*PROBLEM TO WORK ON*:
Copy every line that contains the string "result" from the entries below.

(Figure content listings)
+--

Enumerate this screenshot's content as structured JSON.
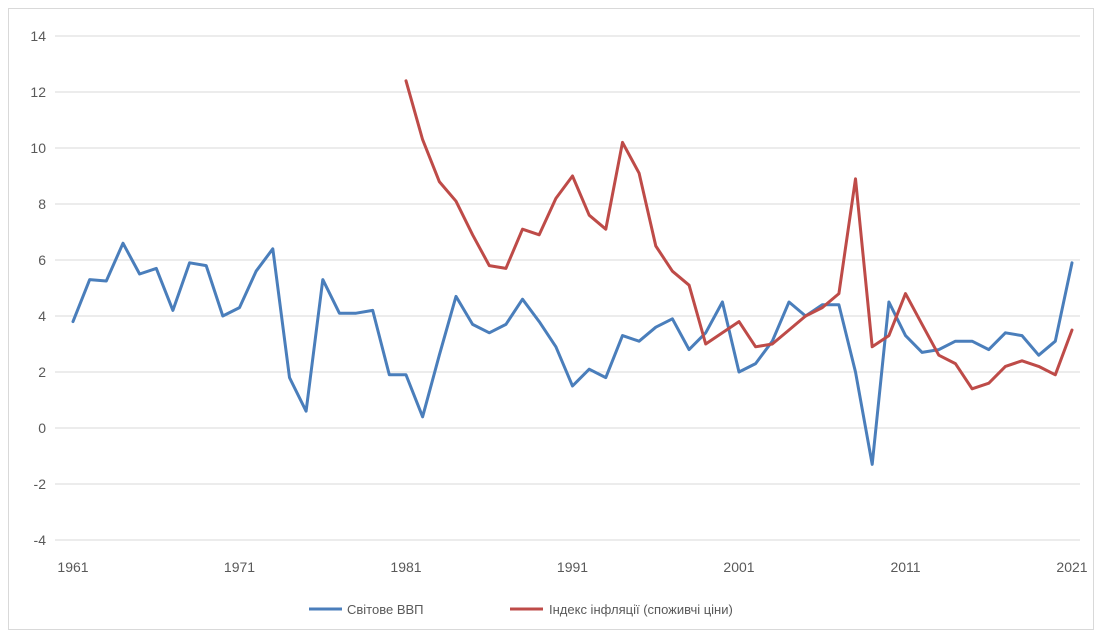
{
  "chart_data": {
    "type": "line",
    "title": "",
    "xlabel": "",
    "ylabel": "",
    "ylim": [
      -4,
      14
    ],
    "yticks": [
      -4,
      -2,
      0,
      2,
      4,
      6,
      8,
      10,
      12,
      14
    ],
    "xlim": [
      1961,
      2021
    ],
    "xticks": [
      1961,
      1971,
      1981,
      1991,
      2001,
      2011,
      2021
    ],
    "grid": true,
    "legend_position": "bottom",
    "series": [
      {
        "name": "Світове ВВП",
        "color": "#4a7ebb",
        "x": [
          1961,
          1962,
          1963,
          1964,
          1965,
          1966,
          1967,
          1968,
          1969,
          1970,
          1971,
          1972,
          1973,
          1974,
          1975,
          1976,
          1977,
          1978,
          1979,
          1980,
          1981,
          1982,
          1983,
          1984,
          1985,
          1986,
          1987,
          1988,
          1989,
          1990,
          1991,
          1992,
          1993,
          1994,
          1995,
          1996,
          1997,
          1998,
          1999,
          2000,
          2001,
          2002,
          2003,
          2004,
          2005,
          2006,
          2007,
          2008,
          2009,
          2010,
          2011,
          2012,
          2013,
          2014,
          2015,
          2016,
          2017,
          2018,
          2019,
          2020,
          2021
        ],
        "values": [
          3.8,
          5.3,
          5.25,
          6.6,
          5.5,
          5.7,
          4.2,
          5.9,
          5.8,
          4.0,
          4.3,
          5.6,
          6.4,
          1.8,
          0.6,
          5.3,
          4.1,
          4.1,
          4.2,
          1.9,
          1.9,
          0.4,
          2.6,
          4.7,
          3.7,
          3.4,
          3.7,
          4.6,
          3.8,
          2.9,
          1.5,
          2.1,
          1.8,
          3.3,
          3.1,
          3.6,
          3.9,
          2.8,
          3.4,
          4.5,
          2.0,
          2.3,
          3.1,
          4.5,
          4.0,
          4.4,
          4.4,
          2.0,
          -1.3,
          4.5,
          3.3,
          2.7,
          2.8,
          3.1,
          3.1,
          2.8,
          3.4,
          3.3,
          2.6,
          3.1,
          5.9
        ]
      },
      {
        "name": "Індекс інфляції (споживчі ціни)",
        "color": "#be4b48",
        "x": [
          1981,
          1982,
          1983,
          1984,
          1985,
          1986,
          1987,
          1988,
          1989,
          1990,
          1991,
          1992,
          1993,
          1994,
          1995,
          1996,
          1997,
          1998,
          1999,
          2000,
          2001,
          2002,
          2003,
          2004,
          2005,
          2006,
          2007,
          2008,
          2009,
          2010,
          2011,
          2012,
          2013,
          2014,
          2015,
          2016,
          2017,
          2018,
          2019,
          2020,
          2021
        ],
        "values": [
          12.4,
          10.3,
          8.8,
          8.1,
          6.9,
          5.8,
          5.7,
          7.1,
          6.9,
          8.2,
          9.0,
          7.6,
          7.1,
          10.2,
          9.1,
          6.5,
          5.6,
          5.1,
          3.0,
          3.4,
          3.8,
          2.9,
          3.0,
          3.5,
          4.0,
          4.3,
          4.8,
          8.9,
          2.9,
          3.3,
          4.8,
          3.7,
          2.6,
          2.3,
          1.4,
          1.6,
          2.2,
          2.4,
          2.2,
          1.9,
          3.5
        ]
      }
    ]
  }
}
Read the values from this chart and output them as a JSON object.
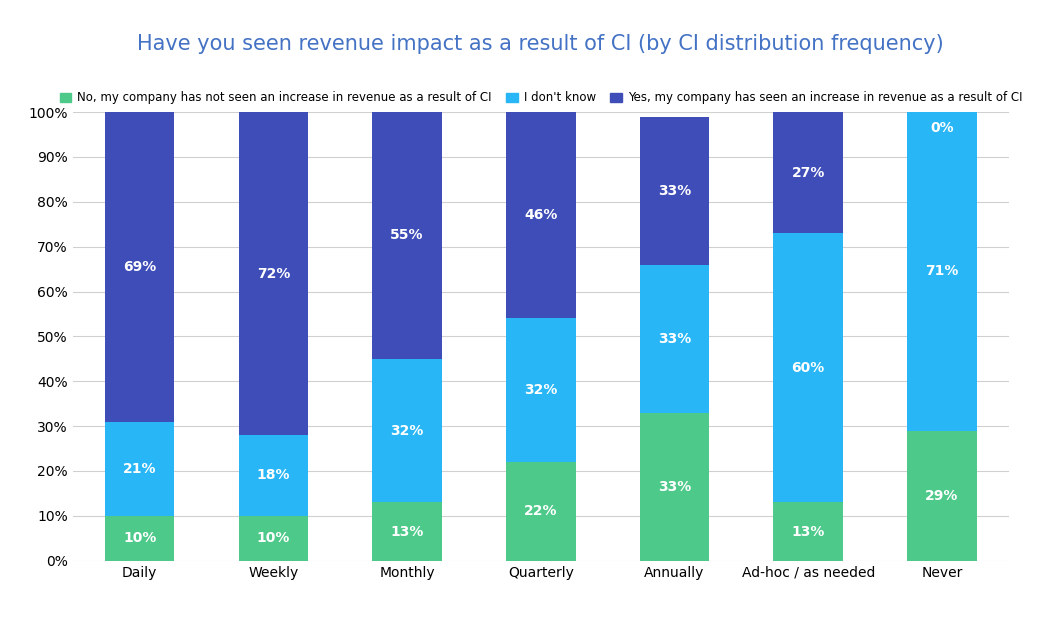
{
  "title": "Have you seen revenue impact as a result of CI (by CI distribution frequency)",
  "categories": [
    "Daily",
    "Weekly",
    "Monthly",
    "Quarterly",
    "Annually",
    "Ad-hoc / as needed",
    "Never"
  ],
  "series": {
    "no": {
      "label": "No, my company has not seen an increase in revenue as a result of CI",
      "color": "#4dc98a",
      "values": [
        10,
        10,
        13,
        22,
        33,
        13,
        29
      ]
    },
    "dont_know": {
      "label": "I don't know",
      "color": "#29b6f6",
      "values": [
        21,
        18,
        32,
        32,
        33,
        60,
        71
      ]
    },
    "yes": {
      "label": "Yes, my company has seen an increase in revenue as a result of CI",
      "color": "#3f4db8",
      "values": [
        69,
        72,
        55,
        46,
        33,
        27,
        0
      ]
    }
  },
  "ylim": [
    0,
    100
  ],
  "yticks": [
    0,
    10,
    20,
    30,
    40,
    50,
    60,
    70,
    80,
    90,
    100
  ],
  "ytick_labels": [
    "0%",
    "10%",
    "20%",
    "30%",
    "40%",
    "50%",
    "60%",
    "70%",
    "80%",
    "90%",
    "100%"
  ],
  "title_color": "#4472c4",
  "title_fontsize": 15,
  "legend_fontsize": 8.5,
  "tick_fontsize": 10,
  "label_fontsize": 10,
  "background_color": "#ffffff",
  "grid_color": "#d0d0d0",
  "bar_width": 0.52
}
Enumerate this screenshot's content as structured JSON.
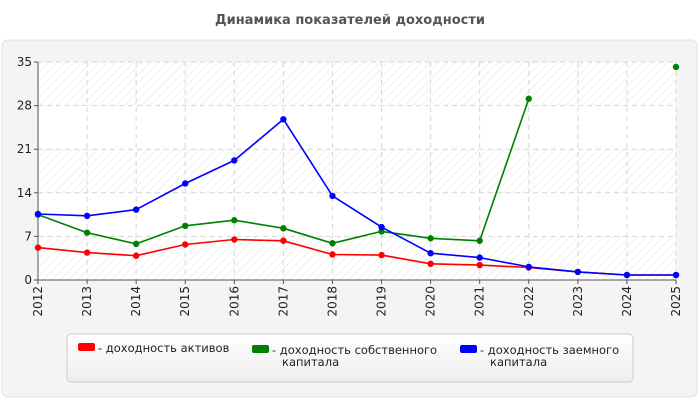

+--

*OUTPUT*:
  "title": "Have you seen revenue impact as a result of CI (by CI distribution frequency)",
      "label": "No, my company has not seen an increase in revenue as a result of CI",
      "label": "Yes, my company has seen an increase in revenue as a result of CI",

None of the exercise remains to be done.